(Collected data)
= = = = =

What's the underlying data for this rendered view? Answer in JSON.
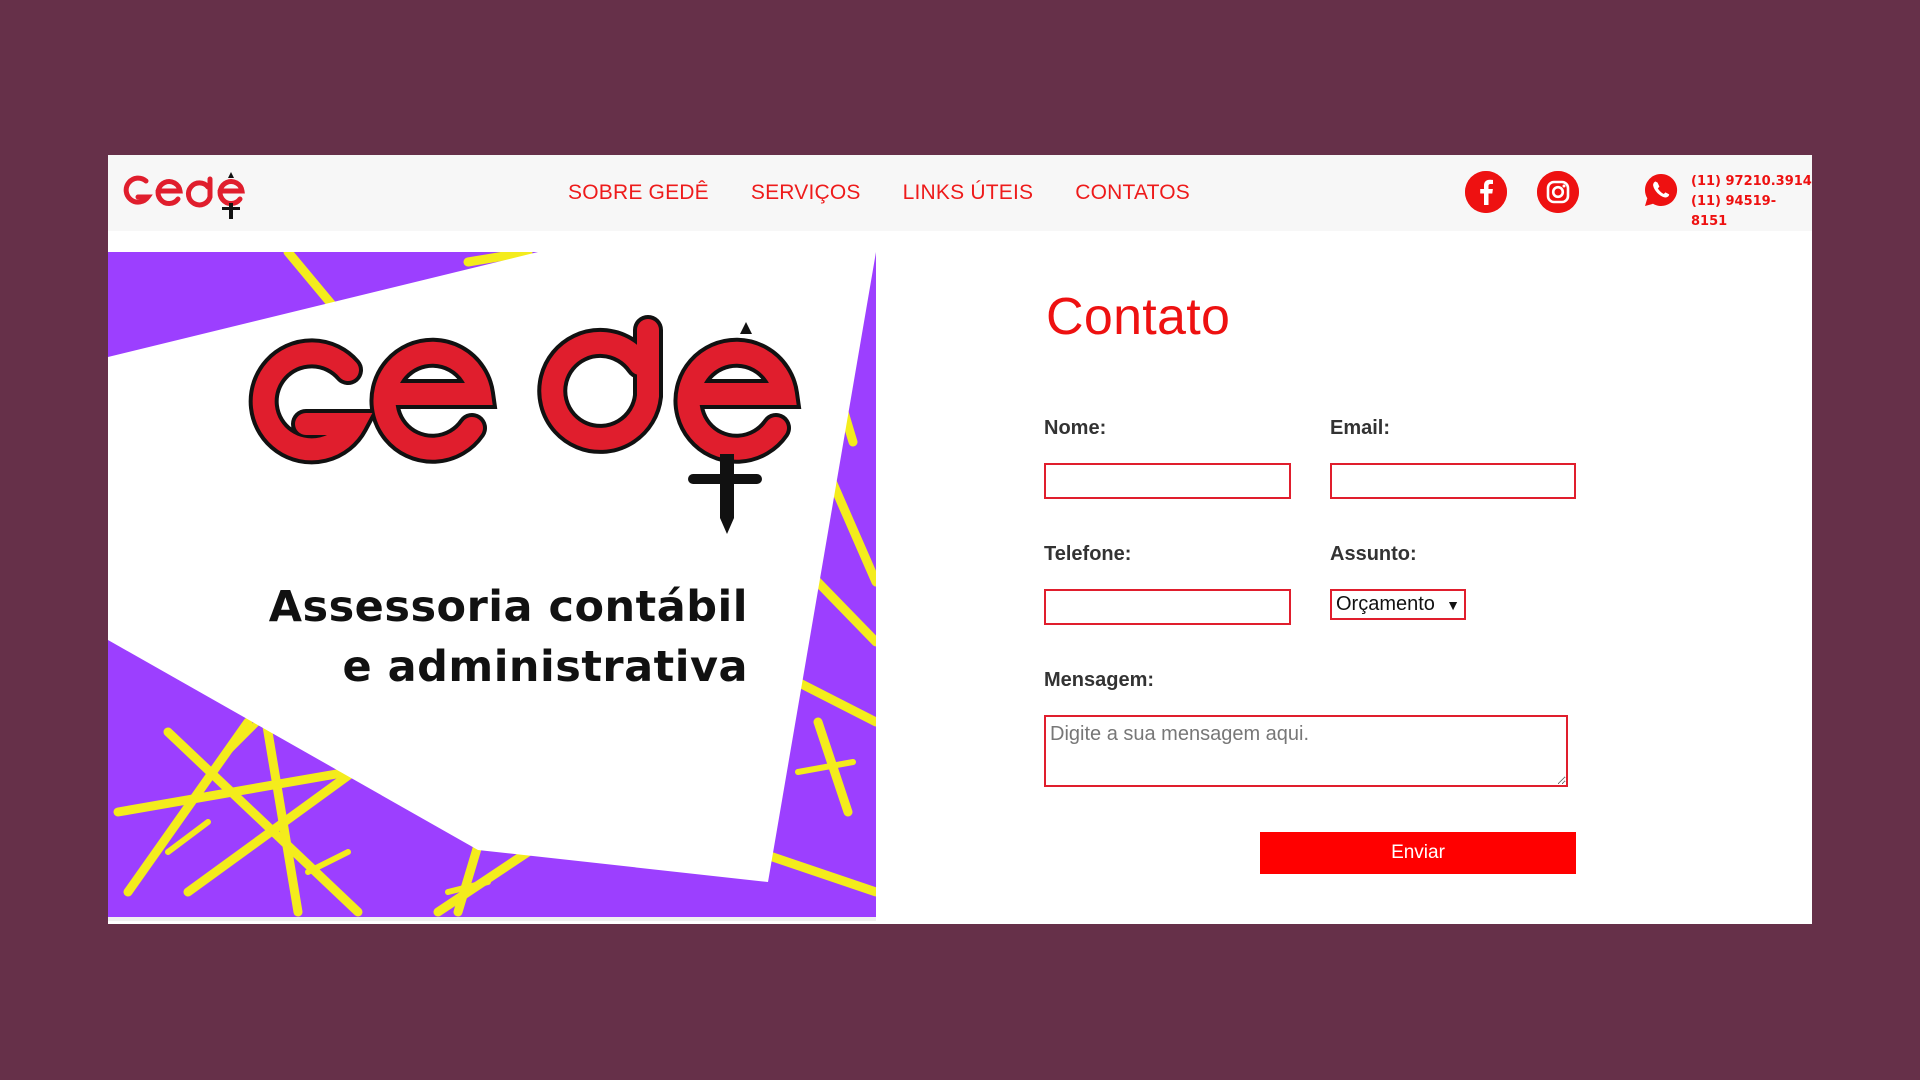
{
  "header": {
    "logo_text": "Gedê",
    "nav": [
      {
        "label": "SOBRE GEDÊ"
      },
      {
        "label": "SERVIÇOS"
      },
      {
        "label": "LINKS ÚTEIS"
      },
      {
        "label": "CONTATOS"
      }
    ],
    "social": [
      {
        "icon": "facebook-icon"
      },
      {
        "icon": "instagram-icon"
      }
    ],
    "phone_icon": "whatsapp-icon",
    "phones": [
      "(11) 97210.3914",
      "(11) 94519-8151"
    ]
  },
  "hero": {
    "logo_text": "Gedê",
    "tagline_line1": "Assessoria contábil",
    "tagline_line2": "e administrativa"
  },
  "form": {
    "title": "Contato",
    "name_label": "Nome:",
    "email_label": "Email:",
    "phone_label": "Telefone:",
    "subject_label": "Assunto:",
    "subject_value": "Orçamento",
    "message_label": "Mensagem:",
    "message_placeholder": "Digite a sua mensagem aqui.",
    "submit_label": "Enviar"
  },
  "colors": {
    "accent": "#ee1111",
    "page_background": "#663049",
    "hero_purple": "#9c3fff",
    "hero_yellow": "#f4ec1c"
  }
}
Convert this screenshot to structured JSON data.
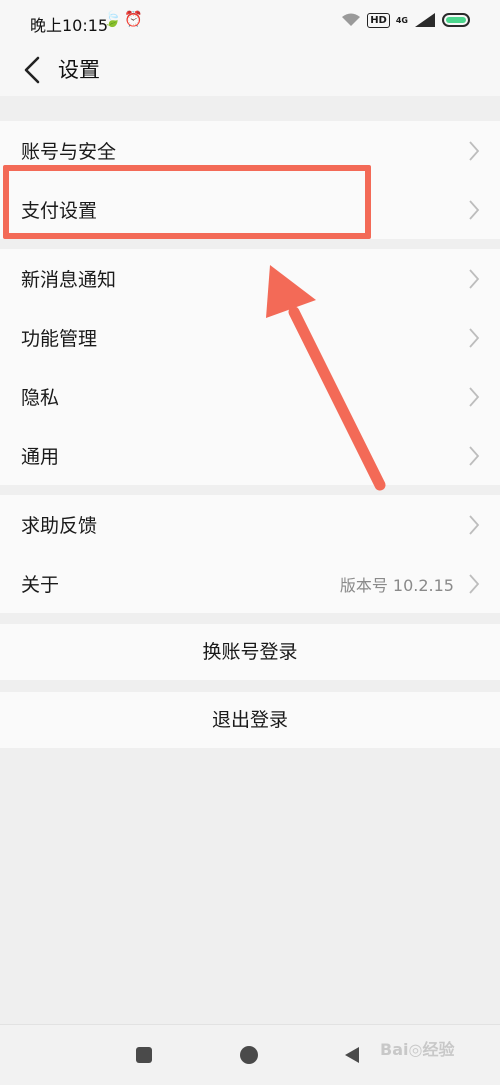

= = = = =

### PROMPT
Pick out every line with the string "icon" and copy it.

### EXERCISE SOLUTION
        "icon": "facebook-icon"
        "icon": "instagram-icon"
    "phone_icon": "whatsapp-icon",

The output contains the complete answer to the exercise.